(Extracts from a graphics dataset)
*-*-*
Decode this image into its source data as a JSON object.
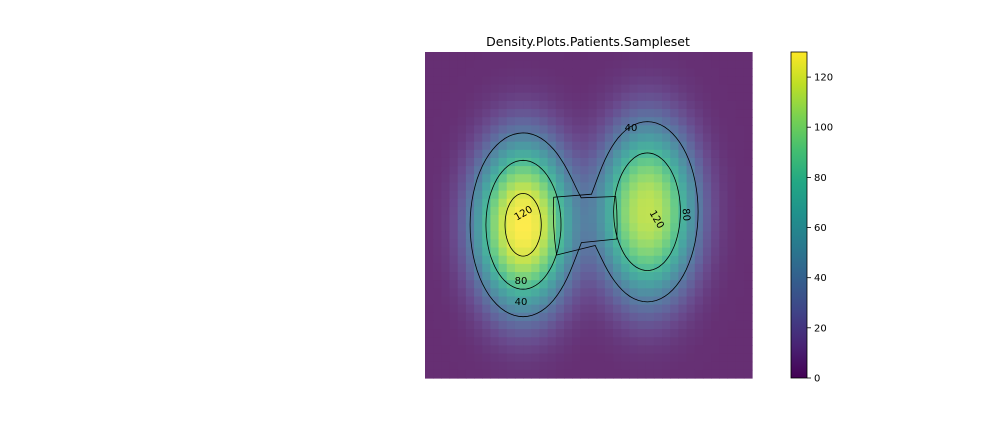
{
  "chart_data": {
    "type": "heatmap",
    "title": "Density.Plots.Patients.Sampleset",
    "xlabel": "",
    "ylabel": "",
    "colormap": "viridis",
    "axes_visible": false,
    "grid": false,
    "colorbar": {
      "position": "right",
      "range": [
        0,
        130
      ],
      "ticks": [
        0,
        20,
        40,
        60,
        80,
        100,
        120
      ],
      "tick_labels": [
        "0",
        "20",
        "40",
        "60",
        "80",
        "100",
        "120"
      ]
    },
    "series": [
      {
        "peak_density": 130,
        "contour_levels": [
          40,
          80,
          120
        ],
        "contour_labels": [
          "40",
          "80",
          "120"
        ]
      },
      {
        "peak_density": 115,
        "contour_levels": [
          40,
          80,
          120
        ],
        "contour_labels": [
          "40",
          "80",
          "120"
        ]
      }
    ],
    "contour_color": "#000000"
  }
}
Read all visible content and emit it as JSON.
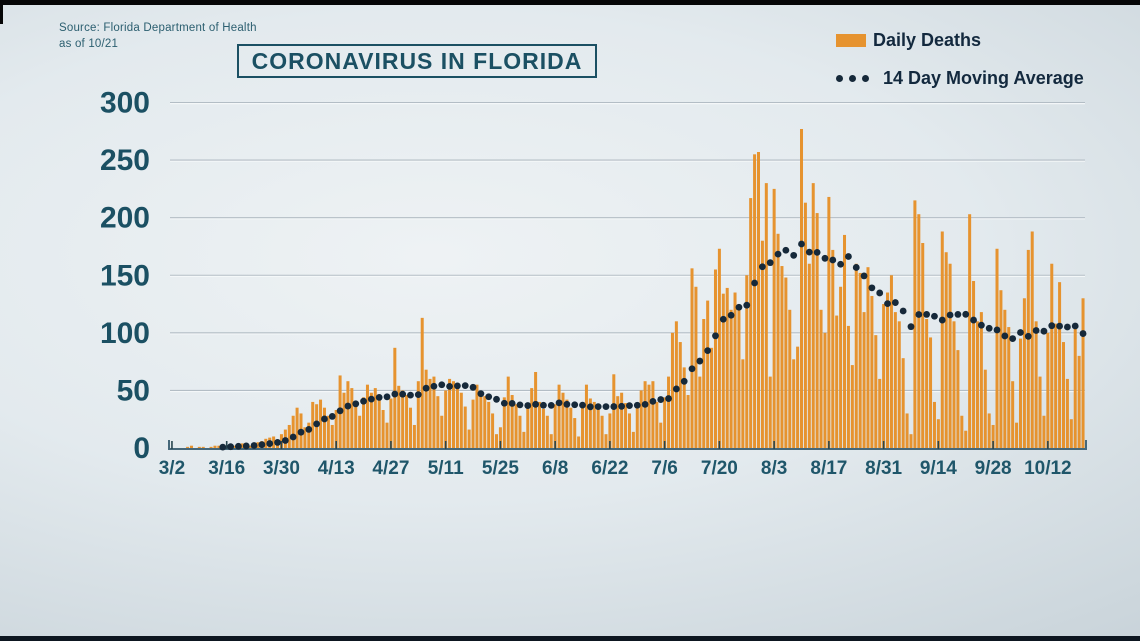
{
  "source": {
    "line1": "Source: Florida Department of Health",
    "line2": "as of 10/21"
  },
  "title": "CORONAVIRUS IN FLORIDA",
  "legend": {
    "bars_label": "Daily Deaths",
    "line_label": "14 Day Moving Average"
  },
  "colors": {
    "bar": "#e6932f",
    "dot": "#16293a",
    "title_text": "#1b5063",
    "axis_text": "#1f566a",
    "legend_text": "#13293e",
    "grid": "#b3bdc5",
    "grid_highlight": "#f6f9fa",
    "axis_line": "#46687a",
    "background_light": "#eef2f4",
    "background_dark": "#bec9d1"
  },
  "chart_data": {
    "type": "bar",
    "title": "CORONAVIRUS IN FLORIDA",
    "xlabel": "",
    "ylabel": "",
    "x_start": "3/2",
    "x_end": "10/21",
    "n_days": 234,
    "ylim": [
      0,
      300
    ],
    "yticks": [
      0,
      50,
      100,
      150,
      200,
      250,
      300
    ],
    "xtick_labels": [
      "3/2",
      "3/16",
      "3/30",
      "4/13",
      "4/27",
      "5/11",
      "5/25",
      "6/8",
      "6/22",
      "7/6",
      "7/20",
      "8/3",
      "8/17",
      "8/31",
      "9/14",
      "9/28",
      "10/12"
    ],
    "xtick_interval_days": 14,
    "grid": true,
    "legend_position": "top-right",
    "series": [
      {
        "name": "Daily Deaths",
        "type": "bar",
        "values": [
          0,
          0,
          0,
          0,
          1,
          2,
          0,
          1,
          1,
          0,
          1,
          2,
          2,
          1,
          2,
          3,
          2,
          3,
          4,
          3,
          2,
          4,
          5,
          6,
          8,
          9,
          10,
          7,
          12,
          16,
          20,
          28,
          35,
          30,
          18,
          22,
          40,
          38,
          42,
          35,
          28,
          20,
          33,
          63,
          48,
          58,
          52,
          40,
          28,
          44,
          55,
          48,
          52,
          46,
          33,
          22,
          43,
          87,
          54,
          50,
          46,
          35,
          20,
          58,
          113,
          68,
          60,
          62,
          45,
          28,
          50,
          60,
          58,
          52,
          48,
          36,
          16,
          42,
          55,
          48,
          45,
          40,
          30,
          12,
          18,
          44,
          62,
          46,
          38,
          28,
          14,
          36,
          52,
          66,
          40,
          34,
          28,
          12,
          38,
          55,
          48,
          42,
          35,
          26,
          10,
          35,
          55,
          43,
          40,
          36,
          28,
          12,
          30,
          64,
          45,
          48,
          39,
          30,
          14,
          36,
          50,
          58,
          55,
          58,
          40,
          22,
          44,
          62,
          100,
          110,
          92,
          70,
          46,
          156,
          140,
          62,
          112,
          128,
          87,
          155,
          173,
          134,
          139,
          120,
          135,
          124,
          77,
          150,
          217,
          255,
          257,
          180,
          230,
          62,
          225,
          186,
          158,
          148,
          120,
          77,
          88,
          277,
          213,
          160,
          230,
          204,
          120,
          100,
          218,
          172,
          115,
          140,
          185,
          106,
          72,
          160,
          152,
          118,
          157,
          132,
          98,
          60,
          125,
          135,
          150,
          118,
          110,
          78,
          30,
          12,
          215,
          203,
          178,
          112,
          96,
          40,
          25,
          188,
          170,
          160,
          110,
          85,
          28,
          15,
          203,
          145,
          110,
          118,
          68,
          30,
          20,
          173,
          137,
          120,
          105,
          58,
          22,
          95,
          130,
          172,
          188,
          110,
          62,
          28,
          100,
          160,
          108,
          144,
          92,
          60,
          25,
          104,
          80,
          130
        ]
      },
      {
        "name": "14 Day Moving Average",
        "type": "dotted_line",
        "window_days": 14,
        "plotted_every_days": 2,
        "derived_from": "Daily Deaths"
      }
    ]
  }
}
*-*-*
PROBLEM DESCRIPTION: Transcribe the data word for word, with no images.

SOLUTION TO THIS TASK:
Decode this image into its source data as a JSON object.
{
  "chart_data": {
    "type": "heatmap",
    "title": "Density.Plots.Patients.Sampleset",
    "xlabel": "",
    "ylabel": "",
    "colormap": "viridis",
    "axes_visible": false,
    "grid": false,
    "colorbar": {
      "position": "right",
      "range": [
        0,
        130
      ],
      "ticks": [
        0,
        20,
        40,
        60,
        80,
        100,
        120
      ],
      "tick_labels": [
        "0",
        "20",
        "40",
        "60",
        "80",
        "100",
        "120"
      ]
    },
    "series": [
      {
        "peak_density": 130,
        "contour_levels": [
          40,
          80,
          120
        ],
        "contour_labels": [
          "40",
          "80",
          "120"
        ]
      },
      {
        "peak_density": 115,
        "contour_levels": [
          40,
          80,
          120
        ],
        "contour_labels": [
          "40",
          "80",
          "120"
        ]
      }
    ],
    "contour_color": "#000000"
  }
}
Read all visible content and emit it as JSON.
{
  "source": {
    "line1": "Source: Florida Department of Health",
    "line2": "as of 10/21"
  },
  "title": "CORONAVIRUS IN FLORIDA",
  "legend": {
    "bars_label": "Daily Deaths",
    "line_label": "14 Day Moving Average"
  },
  "colors": {
    "bar": "#e6932f",
    "dot": "#16293a",
    "title_text": "#1b5063",
    "axis_text": "#1f566a",
    "legend_text": "#13293e",
    "grid": "#b3bdc5",
    "grid_highlight": "#f6f9fa",
    "axis_line": "#46687a",
    "background_light": "#eef2f4",
    "background_dark": "#bec9d1"
  },
  "chart_data": {
    "type": "bar",
    "title": "CORONAVIRUS IN FLORIDA",
    "xlabel": "",
    "ylabel": "",
    "x_start": "3/2",
    "x_end": "10/21",
    "n_days": 234,
    "ylim": [
      0,
      300
    ],
    "yticks": [
      0,
      50,
      100,
      150,
      200,
      250,
      300
    ],
    "xtick_labels": [
      "3/2",
      "3/16",
      "3/30",
      "4/13",
      "4/27",
      "5/11",
      "5/25",
      "6/8",
      "6/22",
      "7/6",
      "7/20",
      "8/3",
      "8/17",
      "8/31",
      "9/14",
      "9/28",
      "10/12"
    ],
    "xtick_interval_days": 14,
    "grid": true,
    "legend_position": "top-right",
    "series": [
      {
        "name": "Daily Deaths",
        "type": "bar",
        "values": [
          0,
          0,
          0,
          0,
          1,
          2,
          0,
          1,
          1,
          0,
          1,
          2,
          2,
          1,
          2,
          3,
          2,
          3,
          4,
          3,
          2,
          4,
          5,
          6,
          8,
          9,
          10,
          7,
          12,
          16,
          20,
          28,
          35,
          30,
          18,
          22,
          40,
          38,
          42,
          35,
          28,
          20,
          33,
          63,
          48,
          58,
          52,
          40,
          28,
          44,
          55,
          48,
          52,
          46,
          33,
          22,
          43,
          87,
          54,
          50,
          46,
          35,
          20,
          58,
          113,
          68,
          60,
          62,
          45,
          28,
          50,
          60,
          58,
          52,
          48,
          36,
          16,
          42,
          55,
          48,
          45,
          40,
          30,
          12,
          18,
          44,
          62,
          46,
          38,
          28,
          14,
          36,
          52,
          66,
          40,
          34,
          28,
          12,
          38,
          55,
          48,
          42,
          35,
          26,
          10,
          35,
          55,
          43,
          40,
          36,
          28,
          12,
          30,
          64,
          45,
          48,
          39,
          30,
          14,
          36,
          50,
          58,
          55,
          58,
          40,
          22,
          44,
          62,
          100,
          110,
          92,
          70,
          46,
          156,
          140,
          62,
          112,
          128,
          87,
          155,
          173,
          134,
          139,
          120,
          135,
          124,
          77,
          150,
          217,
          255,
          257,
          180,
          230,
          62,
          225,
          186,
          158,
          148,
          120,
          77,
          88,
          277,
          213,
          160,
          230,
          204,
          120,
          100,
          218,
          172,
          115,
          140,
          185,
          106,
          72,
          160,
          152,
          118,
          157,
          132,
          98,
          60,
          125,
          135,
          150,
          118,
          110,
          78,
          30,
          12,
          215,
          203,
          178,
          112,
          96,
          40,
          25,
          188,
          170,
          160,
          110,
          85,
          28,
          15,
          203,
          145,
          110,
          118,
          68,
          30,
          20,
          173,
          137,
          120,
          105,
          58,
          22,
          95,
          130,
          172,
          188,
          110,
          62,
          28,
          100,
          160,
          108,
          144,
          92,
          60,
          25,
          104,
          80,
          130
        ]
      },
      {
        "name": "14 Day Moving Average",
        "type": "dotted_line",
        "window_days": 14,
        "plotted_every_days": 2,
        "derived_from": "Daily Deaths"
      }
    ]
  }
}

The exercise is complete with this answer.